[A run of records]

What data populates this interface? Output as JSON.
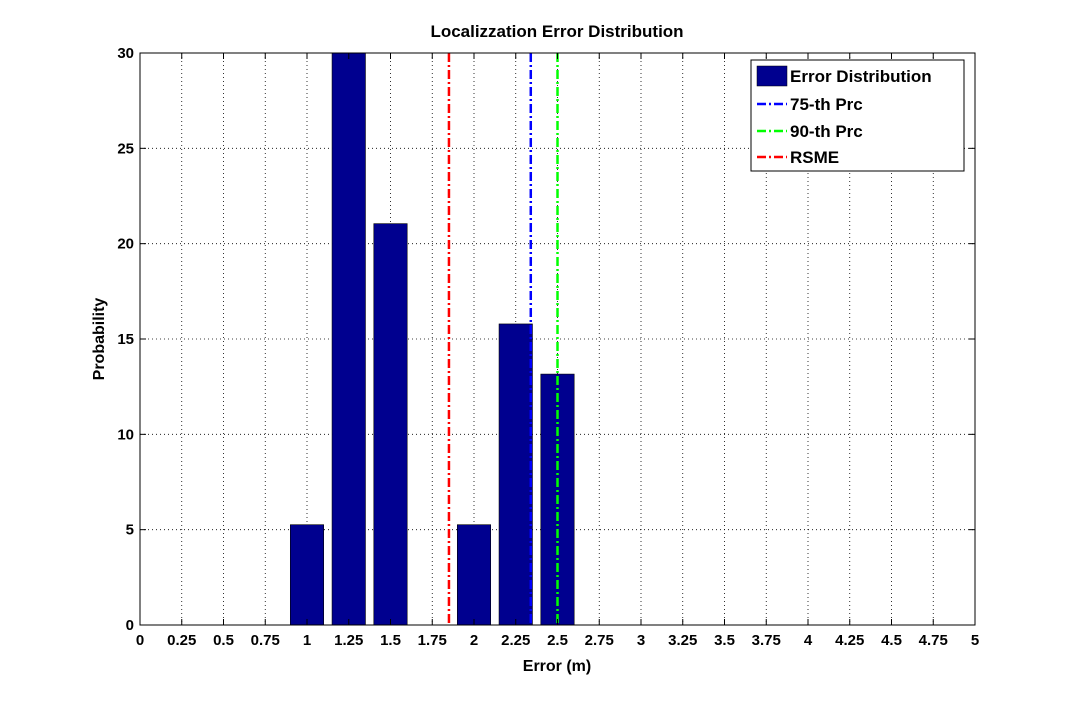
{
  "chart_data": {
    "type": "bar",
    "title": "Localizzation Error Distribution",
    "xlabel": "Error (m)",
    "ylabel": "Probability",
    "xlim": [
      0,
      5
    ],
    "ylim": [
      0,
      30
    ],
    "grid": true,
    "x_ticks": [
      0,
      0.25,
      0.5,
      0.75,
      1,
      1.25,
      1.5,
      1.75,
      2,
      2.25,
      2.5,
      2.75,
      3,
      3.25,
      3.5,
      3.75,
      4,
      4.25,
      4.5,
      4.75,
      5
    ],
    "x_tick_labels": [
      "0",
      "0.25",
      "0.5",
      "0.75",
      "1",
      "1.25",
      "1.5",
      "1.75",
      "2",
      "2.25",
      "2.5",
      "2.75",
      "3",
      "3.25",
      "3.5",
      "3.75",
      "4",
      "4.25",
      "4.5",
      "4.75",
      "5"
    ],
    "y_ticks": [
      0,
      5,
      10,
      15,
      20,
      25,
      30
    ],
    "y_tick_labels": [
      "0",
      "5",
      "10",
      "15",
      "20",
      "25",
      "30"
    ],
    "legend_position": "top-right",
    "bars": {
      "name": "Error Distribution",
      "color": "#00008f",
      "bar_width": 0.2,
      "x": [
        1,
        1.25,
        1.5,
        2,
        2.25,
        2.5
      ],
      "values": [
        5.26,
        30,
        21.05,
        5.26,
        15.79,
        13.16
      ]
    },
    "lines": [
      {
        "name": "75-th Prc",
        "x": 2.34,
        "color": "#0000ff"
      },
      {
        "name": "90-th Prc",
        "x": 2.5,
        "color": "#00ff00"
      },
      {
        "name": "RSME",
        "x": 1.85,
        "color": "#ff0000"
      }
    ]
  }
}
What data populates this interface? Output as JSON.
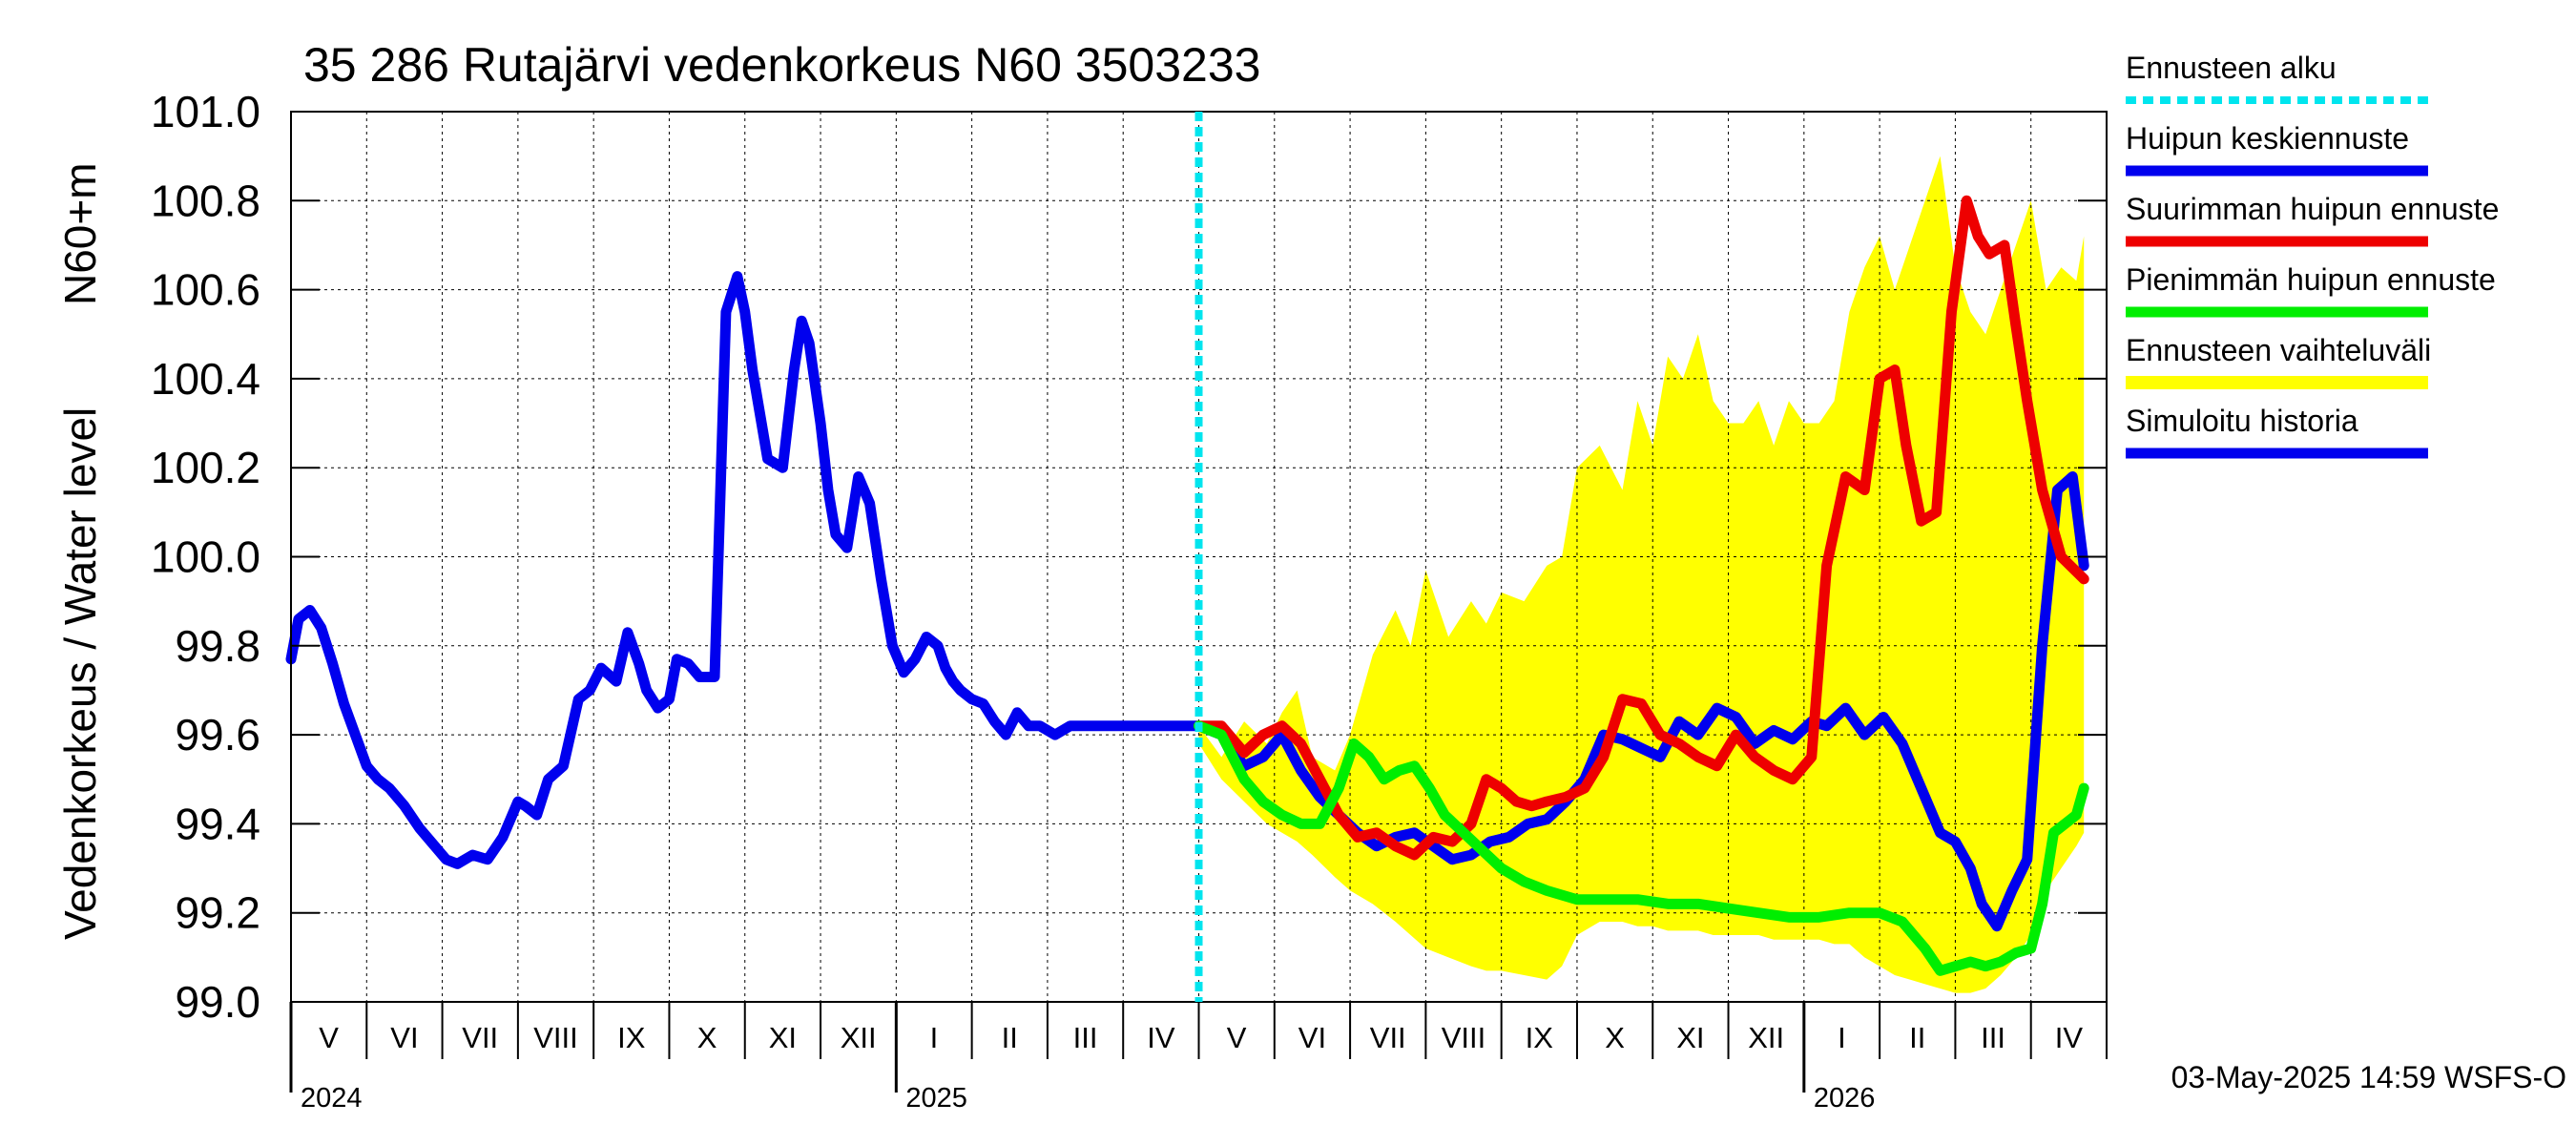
{
  "chart_data": {
    "type": "line",
    "title": "35 286 Rutajärvi vedenkorkeus N60 3503233",
    "ylabel_top": "N60+m",
    "ylabel_bottom": "Vedenkorkeus / Water level",
    "ylim": [
      99.0,
      101.0
    ],
    "yticks": [
      "99.0",
      "99.2",
      "99.4",
      "99.6",
      "99.8",
      "100.0",
      "100.2",
      "100.4",
      "100.6",
      "100.8",
      "101.0"
    ],
    "months": [
      "V",
      "VI",
      "VII",
      "VIII",
      "IX",
      "X",
      "XI",
      "XII",
      "I",
      "II",
      "III",
      "IV",
      "V",
      "VI",
      "VII",
      "VIII",
      "IX",
      "X",
      "XI",
      "XII",
      "I",
      "II",
      "III",
      "IV"
    ],
    "years": [
      {
        "label": "2024",
        "month_index": 0
      },
      {
        "label": "2025",
        "month_index": 8
      },
      {
        "label": "2026",
        "month_index": 20
      }
    ],
    "forecast_start_month": 12,
    "legend": [
      {
        "label": "Ennusteen alku",
        "color": "#00e5ee",
        "style": "dashed"
      },
      {
        "label": "Huipun keskiennuste",
        "color": "#0000ee",
        "style": "solid"
      },
      {
        "label": "Suurimman huipun ennuste",
        "color": "#ee0000",
        "style": "solid"
      },
      {
        "label": "Pienimmän huipun ennuste",
        "color": "#00ee00",
        "style": "solid"
      },
      {
        "label": "Ennusteen vaihteluväli",
        "color": "#ffff00",
        "style": "band"
      },
      {
        "label": "Simuloitu historia",
        "color": "#0000ee",
        "style": "solid"
      }
    ],
    "footer": "03-May-2025 14:59 WSFS-O",
    "series": [
      {
        "name": "Simuloitu historia",
        "color": "#0000ee",
        "x": [
          0,
          0.1,
          0.25,
          0.4,
          0.55,
          0.7,
          0.85,
          1.0,
          1.15,
          1.3,
          1.5,
          1.7,
          1.9,
          2.05,
          2.2,
          2.4,
          2.6,
          2.8,
          3.0,
          3.1,
          3.25,
          3.4,
          3.6,
          3.8,
          3.95,
          4.1,
          4.3,
          4.45,
          4.6,
          4.7,
          4.85,
          5.0,
          5.1,
          5.25,
          5.4,
          5.6,
          5.75,
          5.9,
          6.0,
          6.1,
          6.3,
          6.5,
          6.65,
          6.75,
          6.85,
          7.0,
          7.1,
          7.2,
          7.35,
          7.5,
          7.65,
          7.8,
          7.95,
          8.1,
          8.25,
          8.4,
          8.55,
          8.65,
          8.75,
          8.85,
          9.0,
          9.15,
          9.3,
          9.45,
          9.6,
          9.75,
          9.9,
          10.1,
          10.3,
          10.5,
          10.7,
          10.9,
          11.1,
          11.3,
          11.5,
          11.7,
          11.9,
          12.0
        ],
        "y": [
          99.77,
          99.86,
          99.88,
          99.84,
          99.76,
          99.67,
          99.6,
          99.53,
          99.5,
          99.48,
          99.44,
          99.39,
          99.35,
          99.32,
          99.31,
          99.33,
          99.32,
          99.37,
          99.45,
          99.44,
          99.42,
          99.5,
          99.53,
          99.68,
          99.7,
          99.75,
          99.72,
          99.83,
          99.76,
          99.7,
          99.66,
          99.68,
          99.77,
          99.76,
          99.73,
          99.73,
          100.55,
          100.63,
          100.55,
          100.42,
          100.22,
          100.2,
          100.42,
          100.53,
          100.48,
          100.3,
          100.15,
          100.05,
          100.02,
          100.18,
          100.12,
          99.95,
          99.8,
          99.74,
          99.77,
          99.82,
          99.8,
          99.75,
          99.72,
          99.7,
          99.68,
          99.67,
          99.63,
          99.6,
          99.65,
          99.62,
          99.62,
          99.6,
          99.62,
          99.62,
          99.62,
          99.62,
          99.62,
          99.62,
          99.62,
          99.62,
          99.62,
          99.62
        ]
      },
      {
        "name": "Huipun keskiennuste",
        "color": "#0000ee",
        "x": [
          12.0,
          12.3,
          12.6,
          12.85,
          13.1,
          13.35,
          13.6,
          13.85,
          14.1,
          14.35,
          14.6,
          14.85,
          15.1,
          15.35,
          15.6,
          15.85,
          16.1,
          16.35,
          16.6,
          16.85,
          17.1,
          17.35,
          17.6,
          17.85,
          18.1,
          18.35,
          18.6,
          18.85,
          19.1,
          19.35,
          19.6,
          19.85,
          20.1,
          20.3,
          20.55,
          20.8,
          21.05,
          21.3,
          21.55,
          21.8,
          22.0,
          22.2,
          22.35,
          22.55,
          22.75,
          22.95,
          23.15,
          23.35,
          23.55,
          23.7
        ],
        "y": [
          99.62,
          99.6,
          99.53,
          99.55,
          99.6,
          99.52,
          99.46,
          99.42,
          99.38,
          99.35,
          99.37,
          99.38,
          99.35,
          99.32,
          99.33,
          99.36,
          99.37,
          99.4,
          99.41,
          99.45,
          99.5,
          99.6,
          99.59,
          99.57,
          99.55,
          99.63,
          99.6,
          99.66,
          99.64,
          99.58,
          99.61,
          99.59,
          99.63,
          99.62,
          99.66,
          99.6,
          99.64,
          99.58,
          99.48,
          99.38,
          99.36,
          99.3,
          99.22,
          99.17,
          99.25,
          99.32,
          99.8,
          100.15,
          100.18,
          99.98
        ]
      },
      {
        "name": "Suurimman huipun ennuste",
        "color": "#ee0000",
        "x": [
          12.0,
          12.3,
          12.6,
          12.85,
          13.1,
          13.35,
          13.6,
          13.85,
          14.1,
          14.35,
          14.6,
          14.85,
          15.1,
          15.35,
          15.6,
          15.8,
          16.0,
          16.2,
          16.4,
          16.6,
          16.85,
          17.1,
          17.35,
          17.6,
          17.85,
          18.1,
          18.35,
          18.6,
          18.85,
          19.1,
          19.35,
          19.6,
          19.85,
          20.1,
          20.3,
          20.55,
          20.8,
          21.0,
          21.2,
          21.35,
          21.55,
          21.75,
          21.95,
          22.15,
          22.3,
          22.45,
          22.65,
          22.8,
          22.95,
          23.15,
          23.4,
          23.7
        ],
        "y": [
          99.62,
          99.62,
          99.56,
          99.6,
          99.62,
          99.58,
          99.5,
          99.42,
          99.37,
          99.38,
          99.35,
          99.33,
          99.37,
          99.36,
          99.4,
          99.5,
          99.48,
          99.45,
          99.44,
          99.45,
          99.46,
          99.48,
          99.55,
          99.68,
          99.67,
          99.6,
          99.58,
          99.55,
          99.53,
          99.6,
          99.55,
          99.52,
          99.5,
          99.55,
          99.98,
          100.18,
          100.15,
          100.4,
          100.42,
          100.25,
          100.08,
          100.1,
          100.55,
          100.8,
          100.72,
          100.68,
          100.7,
          100.52,
          100.35,
          100.15,
          100.0,
          99.95
        ]
      },
      {
        "name": "Pienimmän huipun ennuste",
        "color": "#00ee00",
        "x": [
          12.0,
          12.3,
          12.6,
          12.85,
          13.1,
          13.35,
          13.6,
          13.85,
          14.05,
          14.25,
          14.45,
          14.65,
          14.85,
          15.05,
          15.25,
          15.5,
          15.75,
          16.0,
          16.3,
          16.6,
          17.0,
          17.4,
          17.8,
          18.2,
          18.6,
          19.0,
          19.4,
          19.8,
          20.2,
          20.6,
          21.0,
          21.3,
          21.6,
          21.8,
          22.0,
          22.2,
          22.4,
          22.6,
          22.8,
          23.0,
          23.15,
          23.3,
          23.45,
          23.6,
          23.7
        ],
        "y": [
          99.62,
          99.6,
          99.5,
          99.45,
          99.42,
          99.4,
          99.4,
          99.48,
          99.58,
          99.55,
          99.5,
          99.52,
          99.53,
          99.48,
          99.42,
          99.38,
          99.34,
          99.3,
          99.27,
          99.25,
          99.23,
          99.23,
          99.23,
          99.22,
          99.22,
          99.21,
          99.2,
          99.19,
          99.19,
          99.2,
          99.2,
          99.18,
          99.12,
          99.07,
          99.08,
          99.09,
          99.08,
          99.09,
          99.11,
          99.12,
          99.22,
          99.38,
          99.4,
          99.42,
          99.48
        ]
      }
    ],
    "band": {
      "name": "Ennusteen vaihteluväli",
      "color": "#ffff00",
      "x": [
        12.0,
        12.3,
        12.6,
        12.9,
        13.1,
        13.3,
        13.5,
        13.8,
        14.0,
        14.3,
        14.6,
        14.8,
        15.0,
        15.3,
        15.6,
        15.8,
        16.0,
        16.3,
        16.6,
        16.8,
        17.0,
        17.3,
        17.6,
        17.8,
        18.0,
        18.2,
        18.4,
        18.6,
        18.8,
        19.0,
        19.2,
        19.4,
        19.6,
        19.8,
        20.0,
        20.2,
        20.4,
        20.6,
        20.8,
        21.0,
        21.2,
        21.4,
        21.6,
        21.8,
        22.0,
        22.2,
        22.4,
        22.6,
        22.8,
        23.0,
        23.2,
        23.4,
        23.6,
        23.7
      ],
      "upper": [
        99.62,
        99.55,
        99.63,
        99.58,
        99.65,
        99.7,
        99.55,
        99.52,
        99.6,
        99.78,
        99.88,
        99.8,
        99.97,
        99.82,
        99.9,
        99.85,
        99.92,
        99.9,
        99.98,
        100.0,
        100.2,
        100.25,
        100.15,
        100.35,
        100.25,
        100.45,
        100.4,
        100.5,
        100.35,
        100.3,
        100.3,
        100.35,
        100.25,
        100.35,
        100.3,
        100.3,
        100.35,
        100.55,
        100.65,
        100.72,
        100.6,
        100.7,
        100.8,
        100.9,
        100.65,
        100.55,
        100.5,
        100.6,
        100.7,
        100.8,
        100.6,
        100.65,
        100.62,
        100.72
      ],
      "lower": [
        99.58,
        99.5,
        99.45,
        99.4,
        99.38,
        99.36,
        99.33,
        99.28,
        99.25,
        99.22,
        99.18,
        99.15,
        99.12,
        99.1,
        99.08,
        99.07,
        99.07,
        99.06,
        99.05,
        99.08,
        99.15,
        99.18,
        99.18,
        99.17,
        99.17,
        99.16,
        99.16,
        99.16,
        99.15,
        99.15,
        99.15,
        99.15,
        99.14,
        99.14,
        99.14,
        99.14,
        99.13,
        99.13,
        99.1,
        99.08,
        99.06,
        99.05,
        99.04,
        99.03,
        99.02,
        99.02,
        99.03,
        99.06,
        99.1,
        99.15,
        99.25,
        99.3,
        99.35,
        99.38
      ]
    }
  }
}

■ SHORT PROBLEM
From the listing above, copy all lines holding the word "Simuloitu".

■ TASK ANSWER
        "label": "Simuloitu historia",
        "name": "Simuloitu historia",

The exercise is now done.